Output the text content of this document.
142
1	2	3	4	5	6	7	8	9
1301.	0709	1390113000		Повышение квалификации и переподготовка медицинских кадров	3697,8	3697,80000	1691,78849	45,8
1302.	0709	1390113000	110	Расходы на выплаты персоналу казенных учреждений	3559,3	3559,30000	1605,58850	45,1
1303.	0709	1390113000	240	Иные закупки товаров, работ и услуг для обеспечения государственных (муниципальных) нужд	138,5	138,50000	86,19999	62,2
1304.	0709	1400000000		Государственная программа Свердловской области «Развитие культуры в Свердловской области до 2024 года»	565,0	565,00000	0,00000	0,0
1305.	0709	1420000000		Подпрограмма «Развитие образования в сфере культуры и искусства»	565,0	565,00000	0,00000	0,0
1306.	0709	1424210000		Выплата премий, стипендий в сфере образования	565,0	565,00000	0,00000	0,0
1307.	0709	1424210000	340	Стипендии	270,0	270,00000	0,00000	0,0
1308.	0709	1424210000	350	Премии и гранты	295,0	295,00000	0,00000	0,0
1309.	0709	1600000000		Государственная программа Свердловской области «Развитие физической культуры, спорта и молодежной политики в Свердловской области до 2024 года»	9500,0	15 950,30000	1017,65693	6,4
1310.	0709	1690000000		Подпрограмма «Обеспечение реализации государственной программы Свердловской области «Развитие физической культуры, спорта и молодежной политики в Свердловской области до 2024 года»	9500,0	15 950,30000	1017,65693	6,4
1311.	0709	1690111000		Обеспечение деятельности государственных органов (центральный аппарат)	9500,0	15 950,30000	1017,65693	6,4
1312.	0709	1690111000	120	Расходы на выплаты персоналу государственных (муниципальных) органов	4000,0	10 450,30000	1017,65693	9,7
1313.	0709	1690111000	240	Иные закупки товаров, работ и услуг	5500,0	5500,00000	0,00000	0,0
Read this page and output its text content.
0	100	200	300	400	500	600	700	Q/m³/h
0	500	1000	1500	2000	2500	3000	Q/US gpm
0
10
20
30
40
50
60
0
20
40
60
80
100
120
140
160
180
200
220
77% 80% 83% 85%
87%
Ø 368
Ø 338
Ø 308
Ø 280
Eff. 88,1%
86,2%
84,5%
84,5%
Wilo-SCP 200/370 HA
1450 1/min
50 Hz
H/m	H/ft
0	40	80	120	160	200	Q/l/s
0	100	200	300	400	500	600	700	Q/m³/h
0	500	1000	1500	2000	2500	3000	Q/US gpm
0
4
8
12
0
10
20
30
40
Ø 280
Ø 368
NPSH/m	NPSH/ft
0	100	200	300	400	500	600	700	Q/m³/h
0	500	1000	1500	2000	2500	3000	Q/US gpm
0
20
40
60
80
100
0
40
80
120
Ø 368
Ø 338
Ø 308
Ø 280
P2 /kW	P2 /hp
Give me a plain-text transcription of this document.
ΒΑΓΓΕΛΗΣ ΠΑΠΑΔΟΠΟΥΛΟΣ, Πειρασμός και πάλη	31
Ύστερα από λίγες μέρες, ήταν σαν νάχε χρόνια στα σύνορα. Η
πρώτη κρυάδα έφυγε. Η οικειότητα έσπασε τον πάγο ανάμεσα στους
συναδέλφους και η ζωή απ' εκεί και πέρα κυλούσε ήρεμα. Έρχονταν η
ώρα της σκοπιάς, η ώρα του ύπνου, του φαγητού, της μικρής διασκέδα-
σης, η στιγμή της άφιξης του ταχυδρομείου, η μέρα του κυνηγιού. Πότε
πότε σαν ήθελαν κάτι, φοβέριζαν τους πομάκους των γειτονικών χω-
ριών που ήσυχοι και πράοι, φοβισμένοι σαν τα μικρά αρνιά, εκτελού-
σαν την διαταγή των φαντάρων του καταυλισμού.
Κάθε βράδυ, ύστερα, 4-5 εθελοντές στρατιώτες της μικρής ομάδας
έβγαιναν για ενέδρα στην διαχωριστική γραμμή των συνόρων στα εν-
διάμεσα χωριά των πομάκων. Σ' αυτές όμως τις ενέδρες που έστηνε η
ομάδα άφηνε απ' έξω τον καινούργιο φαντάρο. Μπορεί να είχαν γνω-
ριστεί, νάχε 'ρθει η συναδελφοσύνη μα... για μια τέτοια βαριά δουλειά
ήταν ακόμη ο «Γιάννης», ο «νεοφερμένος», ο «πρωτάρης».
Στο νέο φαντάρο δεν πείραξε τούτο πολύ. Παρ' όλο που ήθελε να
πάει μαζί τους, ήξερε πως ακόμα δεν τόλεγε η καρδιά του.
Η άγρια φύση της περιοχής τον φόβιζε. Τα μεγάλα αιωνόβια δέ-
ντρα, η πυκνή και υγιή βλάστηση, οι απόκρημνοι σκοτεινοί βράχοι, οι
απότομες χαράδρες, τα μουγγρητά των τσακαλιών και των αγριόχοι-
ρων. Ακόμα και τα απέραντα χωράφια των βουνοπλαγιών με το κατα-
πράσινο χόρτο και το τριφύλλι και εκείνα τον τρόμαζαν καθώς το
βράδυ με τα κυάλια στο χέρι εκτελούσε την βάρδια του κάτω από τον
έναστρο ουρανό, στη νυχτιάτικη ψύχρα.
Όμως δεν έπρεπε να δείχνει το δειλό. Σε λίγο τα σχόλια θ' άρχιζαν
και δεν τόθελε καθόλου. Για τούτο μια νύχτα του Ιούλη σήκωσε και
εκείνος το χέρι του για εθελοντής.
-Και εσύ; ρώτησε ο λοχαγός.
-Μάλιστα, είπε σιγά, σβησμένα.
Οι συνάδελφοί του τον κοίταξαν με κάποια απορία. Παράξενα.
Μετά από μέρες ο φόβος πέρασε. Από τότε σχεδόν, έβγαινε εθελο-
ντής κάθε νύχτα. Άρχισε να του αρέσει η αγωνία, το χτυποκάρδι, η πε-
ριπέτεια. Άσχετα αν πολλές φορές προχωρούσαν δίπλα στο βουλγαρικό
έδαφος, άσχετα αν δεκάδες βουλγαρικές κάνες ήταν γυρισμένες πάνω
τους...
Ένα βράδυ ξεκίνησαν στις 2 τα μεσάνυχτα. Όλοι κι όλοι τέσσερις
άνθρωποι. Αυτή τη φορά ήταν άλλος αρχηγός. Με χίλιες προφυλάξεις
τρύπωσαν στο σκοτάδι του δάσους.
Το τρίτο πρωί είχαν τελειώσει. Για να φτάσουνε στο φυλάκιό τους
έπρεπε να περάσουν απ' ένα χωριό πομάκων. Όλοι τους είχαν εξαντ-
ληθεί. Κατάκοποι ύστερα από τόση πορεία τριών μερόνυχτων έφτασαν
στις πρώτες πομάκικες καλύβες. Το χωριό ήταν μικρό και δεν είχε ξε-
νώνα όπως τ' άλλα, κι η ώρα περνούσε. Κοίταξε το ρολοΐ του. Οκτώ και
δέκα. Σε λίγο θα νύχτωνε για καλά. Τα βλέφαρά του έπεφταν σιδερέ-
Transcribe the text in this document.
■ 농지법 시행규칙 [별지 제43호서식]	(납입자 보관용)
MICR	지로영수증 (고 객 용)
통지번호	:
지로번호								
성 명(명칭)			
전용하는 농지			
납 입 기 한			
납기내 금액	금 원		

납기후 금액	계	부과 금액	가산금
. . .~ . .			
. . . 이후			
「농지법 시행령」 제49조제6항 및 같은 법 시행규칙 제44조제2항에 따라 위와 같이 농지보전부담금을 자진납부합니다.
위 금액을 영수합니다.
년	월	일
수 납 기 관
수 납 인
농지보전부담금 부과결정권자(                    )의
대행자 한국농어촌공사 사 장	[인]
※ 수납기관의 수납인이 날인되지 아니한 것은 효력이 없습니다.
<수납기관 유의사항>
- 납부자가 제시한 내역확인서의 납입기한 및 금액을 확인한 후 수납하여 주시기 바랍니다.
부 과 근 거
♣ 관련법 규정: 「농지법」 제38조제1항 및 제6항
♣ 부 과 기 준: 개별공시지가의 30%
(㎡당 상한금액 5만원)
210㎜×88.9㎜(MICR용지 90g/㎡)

- PROBLEM TO WORK ON -
Take every line from the data that contains the word "Обеспечение".

- IN RESPONSE -
1310.	0709	1690000000		Подпрограмма «Обеспечение реализации государственной программы Свердловской области «Развитие физической культуры, спорта и молодежной политики в Свердловской области до 2024 года»	9500,0	15 950,30000	1017,65693	6,4
1311.	0709	1690111000		Обеспечение деятельности государственных органов (центральный аппарат)	9500,0	15 950,30000	1017,65693	6,4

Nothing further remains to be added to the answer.